SHORT PROBLEM: Gather all lines from the material that contain the word "количество".

STORED ROWS:
● ● ●
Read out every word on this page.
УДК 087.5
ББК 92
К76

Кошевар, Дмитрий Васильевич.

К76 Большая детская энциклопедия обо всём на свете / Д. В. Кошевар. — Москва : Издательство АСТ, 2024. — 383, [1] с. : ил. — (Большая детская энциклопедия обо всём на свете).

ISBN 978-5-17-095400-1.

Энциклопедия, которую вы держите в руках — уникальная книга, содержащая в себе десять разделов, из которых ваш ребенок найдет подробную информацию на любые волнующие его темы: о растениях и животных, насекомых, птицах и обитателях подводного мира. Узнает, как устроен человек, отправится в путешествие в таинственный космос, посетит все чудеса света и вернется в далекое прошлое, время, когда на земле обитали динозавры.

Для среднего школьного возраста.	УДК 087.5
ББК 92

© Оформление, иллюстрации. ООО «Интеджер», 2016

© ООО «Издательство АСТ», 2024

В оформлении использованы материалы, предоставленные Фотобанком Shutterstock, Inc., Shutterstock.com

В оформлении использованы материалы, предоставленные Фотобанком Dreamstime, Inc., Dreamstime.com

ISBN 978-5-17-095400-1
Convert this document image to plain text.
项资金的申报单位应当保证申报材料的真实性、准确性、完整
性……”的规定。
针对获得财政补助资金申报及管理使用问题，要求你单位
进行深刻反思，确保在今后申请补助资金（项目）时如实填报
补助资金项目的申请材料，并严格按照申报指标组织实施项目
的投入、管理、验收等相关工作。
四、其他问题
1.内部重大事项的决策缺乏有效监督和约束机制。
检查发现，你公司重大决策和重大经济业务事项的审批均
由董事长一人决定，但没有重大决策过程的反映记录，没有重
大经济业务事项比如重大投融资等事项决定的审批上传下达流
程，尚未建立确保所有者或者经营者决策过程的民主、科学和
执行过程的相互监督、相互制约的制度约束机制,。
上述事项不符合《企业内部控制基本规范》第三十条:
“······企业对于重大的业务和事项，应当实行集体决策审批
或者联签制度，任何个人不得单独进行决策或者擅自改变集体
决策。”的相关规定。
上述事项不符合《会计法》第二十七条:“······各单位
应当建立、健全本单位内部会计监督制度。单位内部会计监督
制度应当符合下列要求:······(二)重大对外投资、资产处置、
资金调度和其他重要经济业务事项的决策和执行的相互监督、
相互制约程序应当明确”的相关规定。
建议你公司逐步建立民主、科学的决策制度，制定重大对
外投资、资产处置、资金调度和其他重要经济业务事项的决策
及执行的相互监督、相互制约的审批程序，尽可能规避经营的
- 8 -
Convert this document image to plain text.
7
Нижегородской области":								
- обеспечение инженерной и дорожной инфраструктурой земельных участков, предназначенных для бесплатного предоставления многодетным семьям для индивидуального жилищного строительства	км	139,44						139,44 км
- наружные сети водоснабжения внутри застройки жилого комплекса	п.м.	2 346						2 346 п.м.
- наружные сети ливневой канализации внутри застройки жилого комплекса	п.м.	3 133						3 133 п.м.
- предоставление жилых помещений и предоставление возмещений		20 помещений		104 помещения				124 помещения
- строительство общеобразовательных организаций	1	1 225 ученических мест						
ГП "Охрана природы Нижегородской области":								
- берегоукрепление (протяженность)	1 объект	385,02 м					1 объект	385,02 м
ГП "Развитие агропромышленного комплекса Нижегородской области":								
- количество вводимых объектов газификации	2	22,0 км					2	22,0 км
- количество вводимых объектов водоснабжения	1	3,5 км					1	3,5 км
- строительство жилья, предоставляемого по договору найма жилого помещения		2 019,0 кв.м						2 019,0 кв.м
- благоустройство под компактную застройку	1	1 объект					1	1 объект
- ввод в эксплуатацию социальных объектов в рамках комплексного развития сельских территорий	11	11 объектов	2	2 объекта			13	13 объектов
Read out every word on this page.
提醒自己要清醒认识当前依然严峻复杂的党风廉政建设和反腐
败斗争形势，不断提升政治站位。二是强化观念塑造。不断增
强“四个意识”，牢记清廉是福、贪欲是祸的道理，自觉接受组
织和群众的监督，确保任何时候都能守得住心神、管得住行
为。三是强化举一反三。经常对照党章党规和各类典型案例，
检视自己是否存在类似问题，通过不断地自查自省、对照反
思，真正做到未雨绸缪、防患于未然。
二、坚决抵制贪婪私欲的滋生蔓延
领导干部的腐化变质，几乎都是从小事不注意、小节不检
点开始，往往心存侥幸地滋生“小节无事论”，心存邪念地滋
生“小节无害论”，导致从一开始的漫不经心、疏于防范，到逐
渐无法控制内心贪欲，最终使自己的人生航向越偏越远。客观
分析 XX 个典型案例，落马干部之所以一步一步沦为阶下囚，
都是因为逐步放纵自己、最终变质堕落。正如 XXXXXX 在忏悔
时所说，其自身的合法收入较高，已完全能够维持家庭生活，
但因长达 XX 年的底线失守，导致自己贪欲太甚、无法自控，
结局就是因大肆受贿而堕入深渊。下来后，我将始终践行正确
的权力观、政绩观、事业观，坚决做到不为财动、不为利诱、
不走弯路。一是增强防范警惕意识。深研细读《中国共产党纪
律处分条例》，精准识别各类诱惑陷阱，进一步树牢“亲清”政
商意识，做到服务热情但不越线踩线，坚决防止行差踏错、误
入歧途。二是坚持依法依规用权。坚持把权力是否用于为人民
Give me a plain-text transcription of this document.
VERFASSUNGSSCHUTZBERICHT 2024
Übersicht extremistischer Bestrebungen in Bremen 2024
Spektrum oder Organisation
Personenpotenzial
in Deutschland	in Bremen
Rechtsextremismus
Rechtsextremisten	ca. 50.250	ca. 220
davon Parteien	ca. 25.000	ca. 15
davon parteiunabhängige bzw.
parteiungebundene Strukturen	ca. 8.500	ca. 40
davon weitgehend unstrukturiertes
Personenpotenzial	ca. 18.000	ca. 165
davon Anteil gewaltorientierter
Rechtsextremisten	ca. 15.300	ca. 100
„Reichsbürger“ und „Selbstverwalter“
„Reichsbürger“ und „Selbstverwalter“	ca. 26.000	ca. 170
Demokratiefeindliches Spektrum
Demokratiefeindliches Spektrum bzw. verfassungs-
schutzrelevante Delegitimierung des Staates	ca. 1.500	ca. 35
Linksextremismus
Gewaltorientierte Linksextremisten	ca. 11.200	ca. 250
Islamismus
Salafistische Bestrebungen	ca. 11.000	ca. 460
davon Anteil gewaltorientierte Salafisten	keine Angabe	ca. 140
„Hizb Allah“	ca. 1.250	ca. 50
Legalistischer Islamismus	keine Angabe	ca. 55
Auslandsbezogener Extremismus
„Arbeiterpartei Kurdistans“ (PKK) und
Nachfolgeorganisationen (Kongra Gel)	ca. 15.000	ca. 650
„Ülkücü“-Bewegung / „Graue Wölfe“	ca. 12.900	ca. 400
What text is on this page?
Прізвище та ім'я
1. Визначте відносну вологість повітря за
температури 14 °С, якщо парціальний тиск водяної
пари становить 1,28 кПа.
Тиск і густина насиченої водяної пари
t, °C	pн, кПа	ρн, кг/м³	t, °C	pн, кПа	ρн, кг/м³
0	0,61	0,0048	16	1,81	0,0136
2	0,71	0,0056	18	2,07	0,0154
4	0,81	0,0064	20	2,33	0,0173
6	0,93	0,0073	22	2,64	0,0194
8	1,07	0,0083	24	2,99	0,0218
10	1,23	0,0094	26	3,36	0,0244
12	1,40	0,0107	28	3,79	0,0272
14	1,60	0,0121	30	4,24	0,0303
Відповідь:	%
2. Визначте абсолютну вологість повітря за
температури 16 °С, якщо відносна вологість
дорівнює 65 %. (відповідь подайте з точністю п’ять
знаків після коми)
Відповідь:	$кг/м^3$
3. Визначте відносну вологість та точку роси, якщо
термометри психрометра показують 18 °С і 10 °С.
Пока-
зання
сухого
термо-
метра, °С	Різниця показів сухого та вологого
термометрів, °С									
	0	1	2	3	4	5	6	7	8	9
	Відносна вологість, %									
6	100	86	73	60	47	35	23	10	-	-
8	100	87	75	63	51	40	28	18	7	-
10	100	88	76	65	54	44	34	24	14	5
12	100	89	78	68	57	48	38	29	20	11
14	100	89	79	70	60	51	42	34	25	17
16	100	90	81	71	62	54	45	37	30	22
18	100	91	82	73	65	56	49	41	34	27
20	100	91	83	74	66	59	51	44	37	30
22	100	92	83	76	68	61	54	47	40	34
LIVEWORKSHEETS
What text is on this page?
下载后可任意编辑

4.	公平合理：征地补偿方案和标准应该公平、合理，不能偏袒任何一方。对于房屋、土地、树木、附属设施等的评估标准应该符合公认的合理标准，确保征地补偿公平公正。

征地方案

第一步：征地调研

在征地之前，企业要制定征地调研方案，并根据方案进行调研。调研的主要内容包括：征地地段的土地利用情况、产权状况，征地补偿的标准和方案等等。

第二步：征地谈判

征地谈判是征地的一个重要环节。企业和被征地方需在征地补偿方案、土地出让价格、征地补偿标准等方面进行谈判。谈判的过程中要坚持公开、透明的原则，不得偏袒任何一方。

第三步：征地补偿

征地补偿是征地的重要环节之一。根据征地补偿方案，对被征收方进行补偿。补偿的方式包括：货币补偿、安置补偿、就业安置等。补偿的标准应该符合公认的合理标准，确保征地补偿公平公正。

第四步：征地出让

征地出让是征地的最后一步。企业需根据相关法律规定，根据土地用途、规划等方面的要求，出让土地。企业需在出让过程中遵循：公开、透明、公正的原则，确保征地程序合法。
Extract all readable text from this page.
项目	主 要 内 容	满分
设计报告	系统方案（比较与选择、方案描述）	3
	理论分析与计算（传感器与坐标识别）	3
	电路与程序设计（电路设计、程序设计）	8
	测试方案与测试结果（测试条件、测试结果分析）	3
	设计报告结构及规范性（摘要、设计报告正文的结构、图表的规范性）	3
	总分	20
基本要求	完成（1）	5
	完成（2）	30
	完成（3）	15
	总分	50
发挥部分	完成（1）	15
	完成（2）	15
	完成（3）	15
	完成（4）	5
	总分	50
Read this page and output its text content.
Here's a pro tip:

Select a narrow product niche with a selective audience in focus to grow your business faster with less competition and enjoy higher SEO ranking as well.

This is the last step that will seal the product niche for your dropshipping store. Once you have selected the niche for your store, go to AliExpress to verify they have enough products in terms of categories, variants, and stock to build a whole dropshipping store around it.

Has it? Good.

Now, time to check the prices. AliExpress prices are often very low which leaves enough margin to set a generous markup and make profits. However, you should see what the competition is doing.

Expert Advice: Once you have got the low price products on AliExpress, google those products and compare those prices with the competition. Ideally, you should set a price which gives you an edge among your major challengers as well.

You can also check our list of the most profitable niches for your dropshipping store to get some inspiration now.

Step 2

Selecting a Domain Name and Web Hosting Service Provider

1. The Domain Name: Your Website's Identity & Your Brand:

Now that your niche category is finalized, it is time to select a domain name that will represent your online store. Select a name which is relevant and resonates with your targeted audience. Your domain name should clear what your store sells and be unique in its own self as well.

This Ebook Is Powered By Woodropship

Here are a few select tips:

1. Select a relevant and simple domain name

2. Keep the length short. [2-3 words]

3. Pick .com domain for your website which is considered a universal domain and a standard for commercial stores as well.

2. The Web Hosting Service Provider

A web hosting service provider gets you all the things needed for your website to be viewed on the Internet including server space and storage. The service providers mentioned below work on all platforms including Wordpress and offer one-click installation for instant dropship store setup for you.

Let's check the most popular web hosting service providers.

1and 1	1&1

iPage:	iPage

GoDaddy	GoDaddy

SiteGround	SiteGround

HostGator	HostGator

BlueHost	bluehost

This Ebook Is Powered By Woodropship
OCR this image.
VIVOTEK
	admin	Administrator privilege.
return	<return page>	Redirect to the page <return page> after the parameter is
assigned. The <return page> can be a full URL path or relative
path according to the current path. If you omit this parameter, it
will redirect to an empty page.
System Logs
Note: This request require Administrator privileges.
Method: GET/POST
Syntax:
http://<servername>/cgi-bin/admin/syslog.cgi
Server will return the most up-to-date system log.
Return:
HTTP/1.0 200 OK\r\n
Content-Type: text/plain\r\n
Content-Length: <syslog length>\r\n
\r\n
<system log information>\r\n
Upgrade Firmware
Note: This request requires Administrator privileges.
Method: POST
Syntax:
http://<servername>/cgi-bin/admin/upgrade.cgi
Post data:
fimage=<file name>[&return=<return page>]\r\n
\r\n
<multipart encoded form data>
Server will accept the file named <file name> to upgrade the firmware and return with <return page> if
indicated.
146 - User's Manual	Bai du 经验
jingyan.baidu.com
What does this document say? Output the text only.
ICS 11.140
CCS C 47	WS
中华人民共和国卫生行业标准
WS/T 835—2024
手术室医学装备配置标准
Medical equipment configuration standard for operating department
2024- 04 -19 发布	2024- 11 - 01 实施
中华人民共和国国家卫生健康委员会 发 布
● ● ●
OUTPUT:
- количество вводимых объектов газификации	2	22,0 км					2	22,0 км
- количество вводимых объектов водоснабжения	1	3,5 км					1	3,5 км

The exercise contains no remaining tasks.